(Provided entries)
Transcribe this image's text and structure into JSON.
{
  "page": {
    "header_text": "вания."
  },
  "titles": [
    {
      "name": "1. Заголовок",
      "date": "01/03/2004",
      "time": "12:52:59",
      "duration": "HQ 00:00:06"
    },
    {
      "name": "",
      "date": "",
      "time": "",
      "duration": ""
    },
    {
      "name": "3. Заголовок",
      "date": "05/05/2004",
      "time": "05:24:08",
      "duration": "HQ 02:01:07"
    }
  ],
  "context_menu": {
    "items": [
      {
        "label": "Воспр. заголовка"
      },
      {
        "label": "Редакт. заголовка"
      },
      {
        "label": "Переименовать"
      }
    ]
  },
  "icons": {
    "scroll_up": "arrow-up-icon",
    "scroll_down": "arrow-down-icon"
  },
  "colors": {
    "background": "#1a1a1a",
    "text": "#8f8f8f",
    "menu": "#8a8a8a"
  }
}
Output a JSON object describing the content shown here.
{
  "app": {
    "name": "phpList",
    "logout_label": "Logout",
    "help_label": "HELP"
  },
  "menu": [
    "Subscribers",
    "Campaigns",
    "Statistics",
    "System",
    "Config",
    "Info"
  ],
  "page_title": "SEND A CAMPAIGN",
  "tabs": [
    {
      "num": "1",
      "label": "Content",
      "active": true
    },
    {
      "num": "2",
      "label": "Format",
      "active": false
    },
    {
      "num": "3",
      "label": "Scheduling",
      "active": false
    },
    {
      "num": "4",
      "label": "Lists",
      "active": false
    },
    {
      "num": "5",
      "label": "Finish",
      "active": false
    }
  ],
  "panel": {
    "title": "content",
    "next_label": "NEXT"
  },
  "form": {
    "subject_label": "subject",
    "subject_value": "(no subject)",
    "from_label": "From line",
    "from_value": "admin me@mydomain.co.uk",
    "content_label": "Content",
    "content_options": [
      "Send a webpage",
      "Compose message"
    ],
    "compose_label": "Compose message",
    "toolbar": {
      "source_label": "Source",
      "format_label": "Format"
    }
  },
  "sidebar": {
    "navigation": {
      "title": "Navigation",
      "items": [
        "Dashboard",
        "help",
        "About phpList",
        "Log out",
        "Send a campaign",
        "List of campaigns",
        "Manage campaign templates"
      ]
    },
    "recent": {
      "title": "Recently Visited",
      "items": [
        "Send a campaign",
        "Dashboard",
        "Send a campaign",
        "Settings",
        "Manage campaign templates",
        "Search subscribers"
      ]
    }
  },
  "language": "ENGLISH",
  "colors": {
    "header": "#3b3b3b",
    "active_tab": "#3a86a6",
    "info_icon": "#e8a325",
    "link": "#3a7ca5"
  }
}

(Given instruction)
What is needed here is an exact reproduction of all the entries.

(Written response)
Transcribe this image's text and structure into JSON.
{
  "page": {
    "header_text": "вания."
  },
  "titles": [
    {
      "name": "1. Заголовок",
      "date": "01/03/2004",
      "time": "12:52:59",
      "duration": "HQ 00:00:06"
    },
    {
      "name": "",
      "date": "",
      "time": "",
      "duration": ""
    },
    {
      "name": "3. Заголовок",
      "date": "05/05/2004",
      "time": "05:24:08",
      "duration": "HQ 02:01:07"
    }
  ],
  "context_menu": {
    "items": [
      {
        "label": "Воспр. заголовка"
      },
      {
        "label": "Редакт. заголовка"
      },
      {
        "label": "Переименовать"
      }
    ]
  },
  "icons": {
    "scroll_up": "arrow-up-icon",
    "scroll_down": "arrow-down-icon"
  },
  "colors": {
    "background": "#1a1a1a",
    "text": "#8f8f8f",
    "menu": "#8a8a8a"
  }
}
Output a JSON object describing the content shown here.
{
  "app": {
    "name": "phpList",
    "logout_label": "Logout",
    "help_label": "HELP"
  },
  "menu": [
    "Subscribers",
    "Campaigns",
    "Statistics",
    "System",
    "Config",
    "Info"
  ],
  "page_title": "SEND A CAMPAIGN",
  "tabs": [
    {
      "num": "1",
      "label": "Content",
      "active": true
    },
    {
      "num": "2",
      "label": "Format",
      "active": false
    },
    {
      "num": "3",
      "label": "Scheduling",
      "active": false
    },
    {
      "num": "4",
      "label": "Lists",
      "active": false
    },
    {
      "num": "5",
      "label": "Finish",
      "active": false
    }
  ],
  "panel": {
    "title": "content",
    "next_label": "NEXT"
  },
  "form": {
    "subject_label": "subject",
    "subject_value": "(no subject)",
    "from_label": "From line",
    "from_value": "admin me@mydomain.co.uk",
    "content_label": "Content",
    "content_options": [
      "Send a webpage",
      "Compose message"
    ],
    "compose_label": "Compose message",
    "toolbar": {
      "source_label": "Source",
      "format_label": "Format"
    }
  },
  "sidebar": {
    "navigation": {
      "title": "Navigation",
      "items": [
        "Dashboard",
        "help",
        "About phpList",
        "Log out",
        "Send a campaign",
        "List of campaigns",
        "Manage campaign templates"
      ]
    },
    "recent": {
      "title": "Recently Visited",
      "items": [
        "Send a campaign",
        "Dashboard",
        "Send a campaign",
        "Settings",
        "Manage campaign templates",
        "Search subscribers"
      ]
    }
  },
  "language": "ENGLISH",
  "colors": {
    "header": "#3b3b3b",
    "active_tab": "#3a86a6",
    "info_icon": "#e8a325",
    "link": "#3a7ca5"
  }
}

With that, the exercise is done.